» **Instructions to follow**: Below are records. Copy every line with "black" in it.

Excerpts from a figure dataset:
- Opening Delimiter -
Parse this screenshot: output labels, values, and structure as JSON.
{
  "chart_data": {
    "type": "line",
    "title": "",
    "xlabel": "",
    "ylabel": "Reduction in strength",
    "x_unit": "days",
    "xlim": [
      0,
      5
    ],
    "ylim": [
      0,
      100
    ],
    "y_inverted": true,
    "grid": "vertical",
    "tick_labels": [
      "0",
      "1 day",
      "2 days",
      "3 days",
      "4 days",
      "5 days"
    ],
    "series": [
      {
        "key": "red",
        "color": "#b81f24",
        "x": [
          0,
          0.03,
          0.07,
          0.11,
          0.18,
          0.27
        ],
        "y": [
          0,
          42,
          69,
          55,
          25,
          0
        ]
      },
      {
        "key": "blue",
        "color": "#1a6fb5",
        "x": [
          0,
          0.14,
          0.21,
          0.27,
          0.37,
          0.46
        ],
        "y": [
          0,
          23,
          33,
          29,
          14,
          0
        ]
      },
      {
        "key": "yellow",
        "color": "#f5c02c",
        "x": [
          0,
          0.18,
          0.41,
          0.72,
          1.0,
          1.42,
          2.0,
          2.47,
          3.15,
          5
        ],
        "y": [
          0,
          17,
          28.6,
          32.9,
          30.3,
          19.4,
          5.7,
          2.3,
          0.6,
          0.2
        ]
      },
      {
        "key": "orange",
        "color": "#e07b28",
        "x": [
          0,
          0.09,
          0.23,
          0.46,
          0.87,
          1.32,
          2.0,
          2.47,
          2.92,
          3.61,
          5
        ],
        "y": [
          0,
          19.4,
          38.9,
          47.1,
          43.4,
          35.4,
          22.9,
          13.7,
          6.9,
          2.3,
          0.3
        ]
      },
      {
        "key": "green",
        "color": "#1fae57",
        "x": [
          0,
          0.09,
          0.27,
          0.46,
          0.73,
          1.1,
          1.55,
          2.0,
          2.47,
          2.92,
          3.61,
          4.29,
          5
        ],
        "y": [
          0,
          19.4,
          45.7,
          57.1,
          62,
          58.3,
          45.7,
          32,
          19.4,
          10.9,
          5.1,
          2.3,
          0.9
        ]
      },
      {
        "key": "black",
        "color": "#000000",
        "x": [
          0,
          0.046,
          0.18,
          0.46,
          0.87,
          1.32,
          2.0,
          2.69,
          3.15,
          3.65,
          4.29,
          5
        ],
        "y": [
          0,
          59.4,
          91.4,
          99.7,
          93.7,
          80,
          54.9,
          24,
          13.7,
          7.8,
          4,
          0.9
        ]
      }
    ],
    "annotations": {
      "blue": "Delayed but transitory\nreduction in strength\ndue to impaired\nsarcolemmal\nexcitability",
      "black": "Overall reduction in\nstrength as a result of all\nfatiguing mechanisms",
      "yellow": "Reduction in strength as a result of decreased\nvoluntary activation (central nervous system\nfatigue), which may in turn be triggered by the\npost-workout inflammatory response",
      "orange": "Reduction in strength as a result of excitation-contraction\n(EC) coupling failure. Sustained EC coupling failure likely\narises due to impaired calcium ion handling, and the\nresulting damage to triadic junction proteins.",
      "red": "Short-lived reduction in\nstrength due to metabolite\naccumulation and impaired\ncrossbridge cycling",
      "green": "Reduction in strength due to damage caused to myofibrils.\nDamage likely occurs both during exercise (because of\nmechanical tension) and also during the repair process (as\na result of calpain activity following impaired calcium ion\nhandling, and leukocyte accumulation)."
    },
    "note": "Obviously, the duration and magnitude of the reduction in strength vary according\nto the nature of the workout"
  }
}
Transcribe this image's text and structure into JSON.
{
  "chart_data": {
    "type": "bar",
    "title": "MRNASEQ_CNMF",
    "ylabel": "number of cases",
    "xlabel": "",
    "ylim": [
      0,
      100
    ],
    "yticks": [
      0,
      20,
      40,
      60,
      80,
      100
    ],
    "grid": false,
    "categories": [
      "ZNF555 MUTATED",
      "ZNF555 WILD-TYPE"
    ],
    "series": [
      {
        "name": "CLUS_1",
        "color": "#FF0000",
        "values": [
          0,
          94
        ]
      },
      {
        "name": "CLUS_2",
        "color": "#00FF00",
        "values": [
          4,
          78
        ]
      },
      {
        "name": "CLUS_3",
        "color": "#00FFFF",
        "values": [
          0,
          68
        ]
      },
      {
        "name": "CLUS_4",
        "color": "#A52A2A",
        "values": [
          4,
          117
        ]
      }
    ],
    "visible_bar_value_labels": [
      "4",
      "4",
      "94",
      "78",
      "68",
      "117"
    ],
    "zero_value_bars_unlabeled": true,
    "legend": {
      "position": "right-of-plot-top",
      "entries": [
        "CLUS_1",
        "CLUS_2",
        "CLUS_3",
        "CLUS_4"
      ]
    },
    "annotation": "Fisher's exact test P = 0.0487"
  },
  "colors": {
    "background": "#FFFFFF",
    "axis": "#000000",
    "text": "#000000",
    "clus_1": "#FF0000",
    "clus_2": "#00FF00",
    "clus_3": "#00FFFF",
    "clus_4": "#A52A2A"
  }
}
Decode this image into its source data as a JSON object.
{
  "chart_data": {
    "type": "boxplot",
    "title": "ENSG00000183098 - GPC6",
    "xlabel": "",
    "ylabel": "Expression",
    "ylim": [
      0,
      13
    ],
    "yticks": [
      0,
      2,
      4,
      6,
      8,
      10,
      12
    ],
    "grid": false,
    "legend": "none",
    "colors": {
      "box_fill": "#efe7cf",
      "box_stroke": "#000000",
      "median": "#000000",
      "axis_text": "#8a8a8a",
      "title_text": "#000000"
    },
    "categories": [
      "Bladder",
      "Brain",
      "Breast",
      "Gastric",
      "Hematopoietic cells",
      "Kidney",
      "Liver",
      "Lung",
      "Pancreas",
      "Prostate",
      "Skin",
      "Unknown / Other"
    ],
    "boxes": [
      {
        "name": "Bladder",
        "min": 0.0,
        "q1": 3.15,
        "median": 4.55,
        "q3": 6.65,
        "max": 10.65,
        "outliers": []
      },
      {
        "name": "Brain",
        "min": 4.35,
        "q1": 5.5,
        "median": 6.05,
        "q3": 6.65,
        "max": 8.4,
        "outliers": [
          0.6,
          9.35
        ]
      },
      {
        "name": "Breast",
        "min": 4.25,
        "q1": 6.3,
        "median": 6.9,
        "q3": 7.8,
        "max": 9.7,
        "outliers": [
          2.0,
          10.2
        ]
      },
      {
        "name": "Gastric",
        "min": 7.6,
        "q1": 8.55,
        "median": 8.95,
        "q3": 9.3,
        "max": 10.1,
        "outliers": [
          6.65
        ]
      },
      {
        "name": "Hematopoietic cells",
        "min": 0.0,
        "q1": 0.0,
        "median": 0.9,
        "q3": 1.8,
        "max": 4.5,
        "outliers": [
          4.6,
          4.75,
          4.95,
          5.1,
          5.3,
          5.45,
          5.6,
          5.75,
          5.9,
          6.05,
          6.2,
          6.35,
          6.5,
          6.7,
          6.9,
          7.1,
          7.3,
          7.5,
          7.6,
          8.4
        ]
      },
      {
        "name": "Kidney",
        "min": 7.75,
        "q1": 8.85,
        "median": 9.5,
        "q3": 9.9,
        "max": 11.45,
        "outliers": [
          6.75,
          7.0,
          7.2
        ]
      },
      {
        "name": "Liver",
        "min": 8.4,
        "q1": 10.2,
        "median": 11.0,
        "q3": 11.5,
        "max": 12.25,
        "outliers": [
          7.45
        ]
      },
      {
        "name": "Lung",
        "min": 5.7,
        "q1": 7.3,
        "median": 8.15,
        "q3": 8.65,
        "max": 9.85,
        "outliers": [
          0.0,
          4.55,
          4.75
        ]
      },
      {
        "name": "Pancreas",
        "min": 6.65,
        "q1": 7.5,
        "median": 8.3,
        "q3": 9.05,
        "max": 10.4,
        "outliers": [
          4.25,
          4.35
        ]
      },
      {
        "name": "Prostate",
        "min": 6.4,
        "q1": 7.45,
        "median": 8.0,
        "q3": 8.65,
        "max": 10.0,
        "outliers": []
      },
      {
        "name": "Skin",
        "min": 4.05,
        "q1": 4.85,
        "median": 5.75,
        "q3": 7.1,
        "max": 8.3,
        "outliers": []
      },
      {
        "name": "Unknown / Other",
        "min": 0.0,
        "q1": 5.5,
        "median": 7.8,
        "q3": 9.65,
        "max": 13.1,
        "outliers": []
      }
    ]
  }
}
- Closing Delimiter -
» **Answer for this exercise**:
        "key": "black",
      "black": "Overall reduction in\nstrength as a result of all\nfatiguing mechanisms",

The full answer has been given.